Task: Could you print every record below exactly as it appears?

:::

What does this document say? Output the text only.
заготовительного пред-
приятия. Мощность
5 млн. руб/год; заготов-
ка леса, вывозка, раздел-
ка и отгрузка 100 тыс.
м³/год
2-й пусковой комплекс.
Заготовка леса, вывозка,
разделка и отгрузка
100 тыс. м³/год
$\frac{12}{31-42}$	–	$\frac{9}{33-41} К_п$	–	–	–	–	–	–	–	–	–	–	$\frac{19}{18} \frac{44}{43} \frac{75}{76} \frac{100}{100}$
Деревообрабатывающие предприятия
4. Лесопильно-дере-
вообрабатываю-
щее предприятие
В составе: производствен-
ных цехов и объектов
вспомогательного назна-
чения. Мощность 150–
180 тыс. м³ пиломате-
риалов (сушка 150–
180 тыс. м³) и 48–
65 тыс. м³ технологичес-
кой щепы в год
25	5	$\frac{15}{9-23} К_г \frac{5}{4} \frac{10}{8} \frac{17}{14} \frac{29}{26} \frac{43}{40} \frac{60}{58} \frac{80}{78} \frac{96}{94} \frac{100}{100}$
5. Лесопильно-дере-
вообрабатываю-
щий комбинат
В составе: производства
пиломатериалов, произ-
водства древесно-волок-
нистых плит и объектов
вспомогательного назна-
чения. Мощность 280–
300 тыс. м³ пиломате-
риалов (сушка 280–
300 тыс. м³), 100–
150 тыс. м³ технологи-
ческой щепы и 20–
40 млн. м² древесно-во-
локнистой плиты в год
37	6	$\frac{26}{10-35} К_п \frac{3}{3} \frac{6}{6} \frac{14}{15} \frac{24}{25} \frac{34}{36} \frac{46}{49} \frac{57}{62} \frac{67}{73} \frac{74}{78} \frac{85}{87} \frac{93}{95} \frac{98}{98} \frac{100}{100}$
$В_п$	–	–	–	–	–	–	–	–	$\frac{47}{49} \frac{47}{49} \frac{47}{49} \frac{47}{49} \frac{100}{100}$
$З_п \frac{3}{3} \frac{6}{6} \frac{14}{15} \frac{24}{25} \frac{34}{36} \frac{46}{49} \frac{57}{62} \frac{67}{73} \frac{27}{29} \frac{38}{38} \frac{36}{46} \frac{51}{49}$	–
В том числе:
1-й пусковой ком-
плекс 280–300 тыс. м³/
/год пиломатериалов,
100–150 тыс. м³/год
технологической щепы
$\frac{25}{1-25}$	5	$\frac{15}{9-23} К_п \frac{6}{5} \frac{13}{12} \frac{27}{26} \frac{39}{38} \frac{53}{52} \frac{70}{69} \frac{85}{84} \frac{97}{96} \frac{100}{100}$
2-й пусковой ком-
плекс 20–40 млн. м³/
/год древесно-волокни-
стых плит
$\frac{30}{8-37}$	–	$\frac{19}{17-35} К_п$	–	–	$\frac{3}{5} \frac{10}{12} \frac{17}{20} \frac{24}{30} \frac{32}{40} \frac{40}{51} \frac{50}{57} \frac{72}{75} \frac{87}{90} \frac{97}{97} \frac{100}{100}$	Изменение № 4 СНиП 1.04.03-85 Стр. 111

:::

Reply:
What does this document say? Output the text only.
заготовительного пред-
приятия. Мощность
5 млн. руб/год; заготов-
ка леса, вывозка, раздел-
ка и отгрузка 100 тыс.
м³/год
2-й пусковой комплекс.
Заготовка леса, вывозка,
разделка и отгрузка
100 тыс. м³/год
$\frac{12}{31-42}$	–	$\frac{9}{33-41} К_п$	–	–	–	–	–	–	–	–	–	–	$\frac{19}{18} \frac{44}{43} \frac{75}{76} \frac{100}{100}$
Деревообрабатывающие предприятия
4. Лесопильно-дере-
вообрабатываю-
щее предприятие
В составе: производствен-
ных цехов и объектов
вспомогательного назна-
чения. Мощность 150–
180 тыс. м³ пиломате-
риалов (сушка 150–
180 тыс. м³) и 48–
65 тыс. м³ технологичес-
кой щепы в год
25	5	$\frac{15}{9-23} К_г \frac{5}{4} \frac{10}{8} \frac{17}{14} \frac{29}{26} \frac{43}{40} \frac{60}{58} \frac{80}{78} \frac{96}{94} \frac{100}{100}$
5. Лесопильно-дере-
вообрабатываю-
щий комбинат
В составе: производства
пиломатериалов, произ-
водства древесно-волок-
нистых плит и объектов
вспомогательного назна-
чения. Мощность 280–
300 тыс. м³ пиломате-
риалов (сушка 280–
300 тыс. м³), 100–
150 тыс. м³ технологи-
ческой щепы и 20–
40 млн. м² древесно-во-
локнистой плиты в год
37	6	$\frac{26}{10-35} К_п \frac{3}{3} \frac{6}{6} \frac{14}{15} \frac{24}{25} \frac{34}{36} \frac{46}{49} \frac{57}{62} \frac{67}{73} \frac{74}{78} \frac{85}{87} \frac{93}{95} \frac{98}{98} \frac{100}{100}$
$В_п$	–	–	–	–	–	–	–	–	$\frac{47}{49} \frac{47}{49} \frac{47}{49} \frac{47}{49} \frac{100}{100}$
$З_п \frac{3}{3} \frac{6}{6} \frac{14}{15} \frac{24}{25} \frac{34}{36} \frac{46}{49} \frac{57}{62} \frac{67}{73} \frac{27}{29} \frac{38}{38} \frac{36}{46} \frac{51}{49}$	–
В том числе:
1-й пусковой ком-
плекс 280–300 тыс. м³/
/год пиломатериалов,
100–150 тыс. м³/год
технологической щепы
$\frac{25}{1-25}$	5	$\frac{15}{9-23} К_п \frac{6}{5} \frac{13}{12} \frac{27}{26} \frac{39}{38} \frac{53}{52} \frac{70}{69} \frac{85}{84} \frac{97}{96} \frac{100}{100}$
2-й пусковой ком-
плекс 20–40 млн. м³/
/год древесно-волокни-
стых плит
$\frac{30}{8-37}$	–	$\frac{19}{17-35} К_п$	–	–	$\frac{3}{5} \frac{10}{12} \frac{17}{20} \frac{24}{30} \frac{32}{40} \frac{40}{51} \frac{50}{57} \frac{72}{75} \frac{87}{90} \frac{97}{97} \frac{100}{100}$	Изменение № 4 СНиП 1.04.03-85 Стр. 111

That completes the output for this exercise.